**Aim of the task:** Each line of the listing that contains the word "name" is to be copied.

**Material for this task:**
================================

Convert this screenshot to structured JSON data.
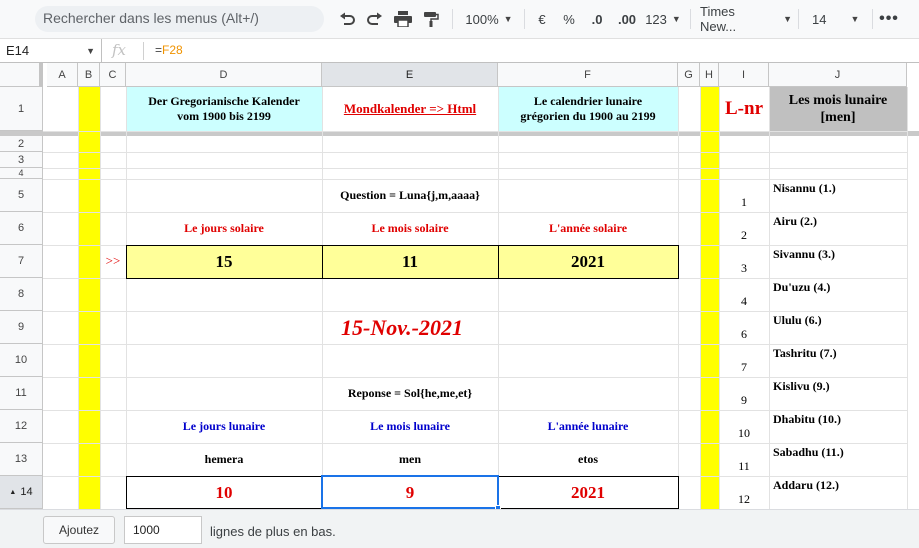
{
  "toolbar": {
    "search_placeholder": "Rechercher dans les menus (Alt+/)",
    "zoom": "100%",
    "currency": "€",
    "percent": "%",
    "decrease_decimals": ".0",
    "increase_decimals": ".00",
    "more_formats": "123",
    "font": "Times New...",
    "font_size": "14"
  },
  "formula_bar": {
    "cell_ref": "E14",
    "fx": "fx",
    "formula_eq": "=",
    "formula_ref": "F28"
  },
  "columns": [
    "A",
    "B",
    "C",
    "D",
    "E",
    "F",
    "G",
    "H",
    "I",
    "J"
  ],
  "selected_column": "E",
  "rows": [
    "1",
    "2",
    "3",
    "4",
    "5",
    "6",
    "7",
    "8",
    "9",
    "10",
    "11",
    "12",
    "13",
    "14"
  ],
  "selected_row": "14",
  "sheet": {
    "d1": "Der Gregorianische Kalender vom 1900 bis 2199",
    "e1": "Mondkalender => Html",
    "f1": "Le calendrier lunaire grégorien du 1900 au 2199",
    "i1": "L-nr",
    "j1": "Les mois lunaire [men]",
    "question": "Question = Luna{j,m,aaaa}",
    "d6": "Le jours solaire",
    "e6": "Le mois solaire",
    "f6": "L'année solaire",
    "c7": ">>",
    "d7": "15",
    "e7": "11",
    "f7": "2021",
    "date": "15-Nov.-2021",
    "reponse": "Reponse = Sol{he,me,et}",
    "d12": "Le jours lunaire",
    "e12": "Le mois lunaire",
    "f12": "L'année lunaire",
    "d13": "hemera",
    "e13": "men",
    "f13": "etos",
    "d14": "10",
    "e14": "9",
    "f14": "2021"
  },
  "months": [
    {
      "nr": "1",
      "name": "Nisannu (1.)"
    },
    {
      "nr": "2",
      "name": "Airu (2.)"
    },
    {
      "nr": "3",
      "name": "Sivannu (3.)"
    },
    {
      "nr": "4",
      "name": "Du'uzu (4.)"
    },
    {
      "nr": "6",
      "name": "Ululu (6.)"
    },
    {
      "nr": "7",
      "name": "Tashritu (7.)"
    },
    {
      "nr": "9",
      "name": "Kislivu (9.)"
    },
    {
      "nr": "10",
      "name": "Dhabitu (10.)"
    },
    {
      "nr": "11",
      "name": "Sabadhu (11.)"
    },
    {
      "nr": "12",
      "name": "Addaru (12.)"
    }
  ],
  "bottom": {
    "add_button": "Ajoutez",
    "rows_count": "1000",
    "rows_text": "lignes de plus en bas."
  },
  "colors": {
    "yellow_column": "#ffff00",
    "light_cyan": "#ccffff",
    "light_yellow": "#ffff99",
    "header_gray": "#c0c0c0",
    "red": "#e00000",
    "blue": "#0000cc",
    "selection_blue": "#1a73e8"
  }
}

================================

**Output:**
      "name": "Nisannu (1.)"
      "name": "Airu (2.)"
      "name": "Sivannu (3.)"
      "name": "Du'uzu (4.)"
      "name": "Ululu (6.)"
      "name": "Tashritu (7.)"
      "name": "Kislivu (9.)"
      "name": "Dhabitu (10.)"
      "name": "Sabadhu (11.)"
      "name": "Addaru (12.)"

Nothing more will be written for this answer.